##### Dataset rows

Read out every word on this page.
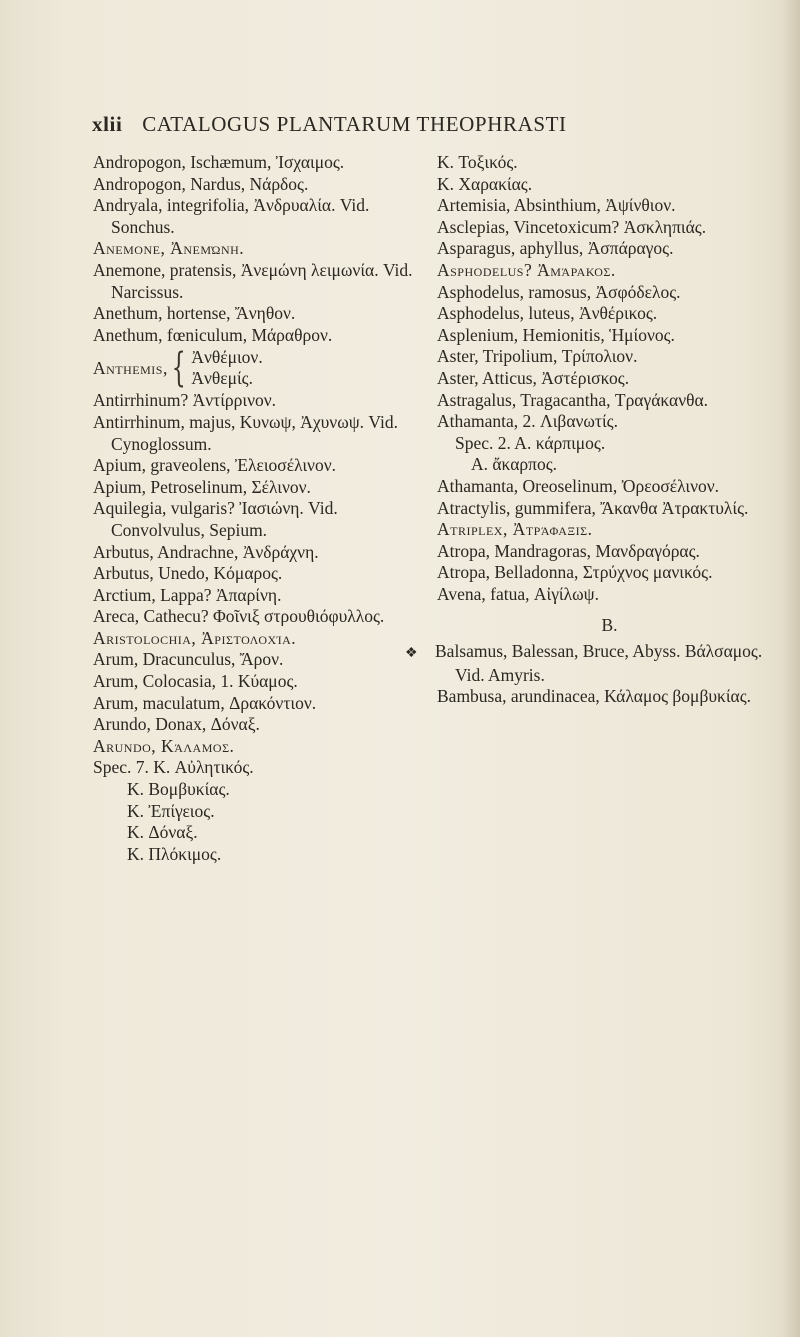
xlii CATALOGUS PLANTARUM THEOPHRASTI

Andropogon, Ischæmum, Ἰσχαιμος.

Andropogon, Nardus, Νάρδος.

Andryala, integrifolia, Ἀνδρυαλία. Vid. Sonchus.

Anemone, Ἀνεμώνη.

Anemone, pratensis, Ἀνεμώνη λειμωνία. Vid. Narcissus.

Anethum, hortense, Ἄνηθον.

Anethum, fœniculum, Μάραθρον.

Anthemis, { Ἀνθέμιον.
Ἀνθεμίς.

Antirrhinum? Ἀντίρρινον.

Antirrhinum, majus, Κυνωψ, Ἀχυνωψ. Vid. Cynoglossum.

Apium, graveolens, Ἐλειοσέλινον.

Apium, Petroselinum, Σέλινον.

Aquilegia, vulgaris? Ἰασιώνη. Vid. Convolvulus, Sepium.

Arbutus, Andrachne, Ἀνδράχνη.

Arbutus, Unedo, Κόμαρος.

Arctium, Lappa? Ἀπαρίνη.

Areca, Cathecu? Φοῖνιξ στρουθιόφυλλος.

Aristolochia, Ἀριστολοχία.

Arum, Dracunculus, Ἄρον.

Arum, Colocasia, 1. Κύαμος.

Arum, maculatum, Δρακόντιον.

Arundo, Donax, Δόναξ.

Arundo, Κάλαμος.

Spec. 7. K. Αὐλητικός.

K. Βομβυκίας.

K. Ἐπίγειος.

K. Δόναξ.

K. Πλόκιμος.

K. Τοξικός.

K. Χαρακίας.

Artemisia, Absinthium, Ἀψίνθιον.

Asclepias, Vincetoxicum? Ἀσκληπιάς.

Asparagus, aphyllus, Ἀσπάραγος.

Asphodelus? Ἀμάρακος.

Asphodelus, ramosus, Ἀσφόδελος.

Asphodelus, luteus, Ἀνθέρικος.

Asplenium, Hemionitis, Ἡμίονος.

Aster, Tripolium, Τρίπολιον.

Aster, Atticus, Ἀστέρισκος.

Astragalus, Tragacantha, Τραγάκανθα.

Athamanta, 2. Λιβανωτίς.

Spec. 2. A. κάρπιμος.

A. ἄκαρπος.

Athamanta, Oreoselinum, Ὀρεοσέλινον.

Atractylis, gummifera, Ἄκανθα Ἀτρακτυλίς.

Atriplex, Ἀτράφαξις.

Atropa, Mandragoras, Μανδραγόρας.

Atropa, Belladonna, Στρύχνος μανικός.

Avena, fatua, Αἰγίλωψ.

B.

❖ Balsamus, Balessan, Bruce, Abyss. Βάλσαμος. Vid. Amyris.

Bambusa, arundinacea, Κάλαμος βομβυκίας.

##########
##### Dataset rows

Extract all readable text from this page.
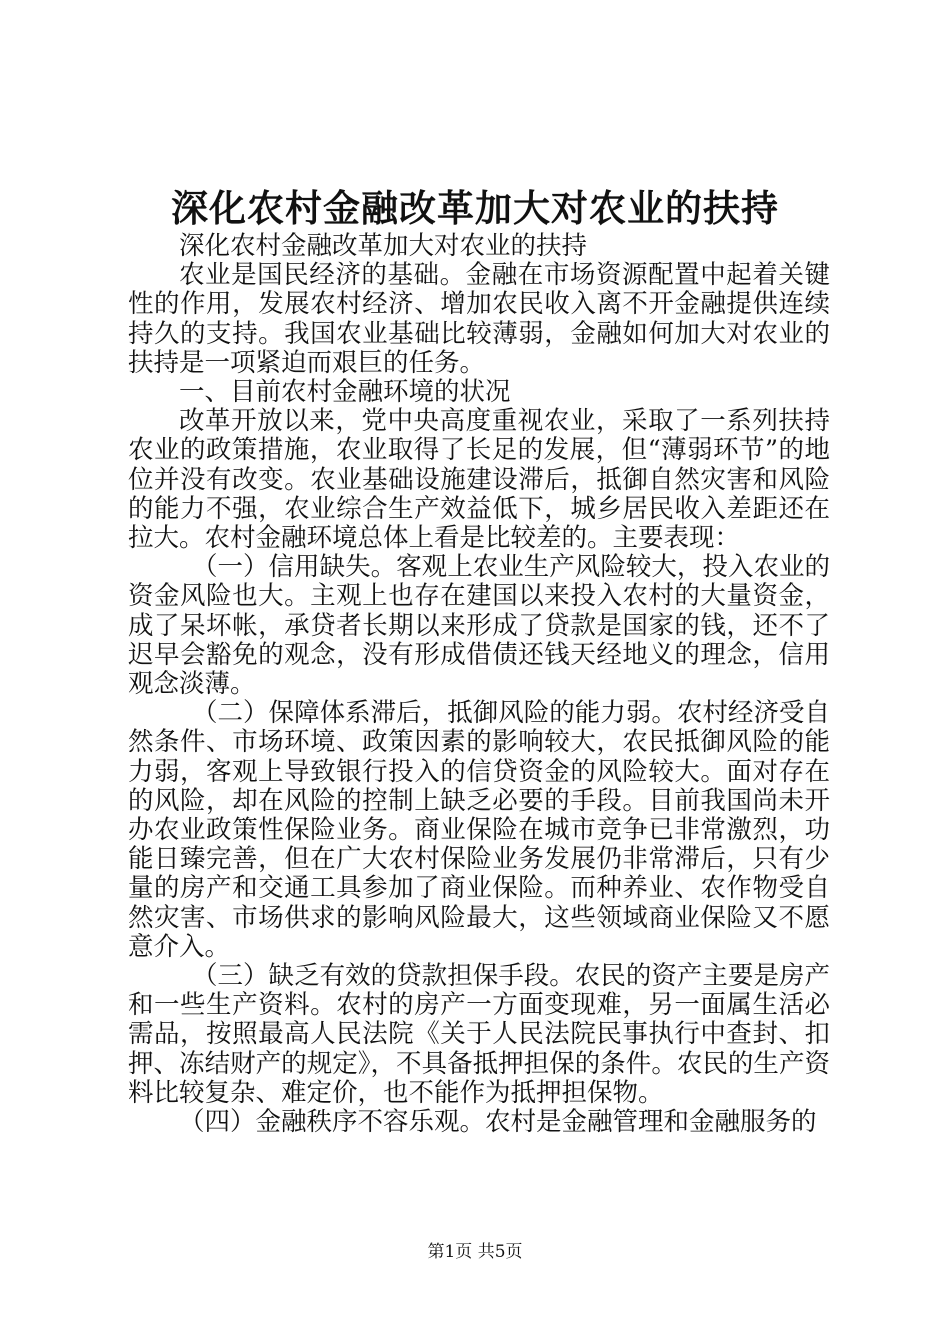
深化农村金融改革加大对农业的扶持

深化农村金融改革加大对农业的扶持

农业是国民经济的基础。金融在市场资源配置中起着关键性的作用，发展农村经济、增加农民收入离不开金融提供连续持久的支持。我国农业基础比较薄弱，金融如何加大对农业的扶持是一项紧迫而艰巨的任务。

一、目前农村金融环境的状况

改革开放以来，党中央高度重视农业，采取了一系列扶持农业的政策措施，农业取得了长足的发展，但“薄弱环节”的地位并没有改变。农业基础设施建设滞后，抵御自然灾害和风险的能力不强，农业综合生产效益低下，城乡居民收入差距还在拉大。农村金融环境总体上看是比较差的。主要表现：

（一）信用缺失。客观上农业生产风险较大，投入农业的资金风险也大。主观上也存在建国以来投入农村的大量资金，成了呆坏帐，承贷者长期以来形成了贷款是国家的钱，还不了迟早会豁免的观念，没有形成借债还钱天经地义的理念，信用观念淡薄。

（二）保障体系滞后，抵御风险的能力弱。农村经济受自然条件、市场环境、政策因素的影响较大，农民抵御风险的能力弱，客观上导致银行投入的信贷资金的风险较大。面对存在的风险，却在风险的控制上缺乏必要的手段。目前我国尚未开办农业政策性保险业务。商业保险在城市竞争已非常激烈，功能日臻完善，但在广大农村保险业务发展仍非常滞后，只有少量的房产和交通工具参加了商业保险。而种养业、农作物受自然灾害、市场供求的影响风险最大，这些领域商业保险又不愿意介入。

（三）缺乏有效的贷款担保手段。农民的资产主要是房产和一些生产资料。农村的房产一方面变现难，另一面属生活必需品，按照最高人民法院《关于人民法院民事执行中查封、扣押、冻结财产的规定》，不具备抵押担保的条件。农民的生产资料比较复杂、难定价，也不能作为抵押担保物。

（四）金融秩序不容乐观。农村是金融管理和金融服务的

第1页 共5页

##########

Set problem: Locate the string "Asphodelus" in the listing above and copy every line where it occurs.

The result:
Asphodelus? Ἀμάρακος.
Asphodelus, ramosus, Ἀσφόδελος.
Asphodelus, luteus, Ἀνθέρικος.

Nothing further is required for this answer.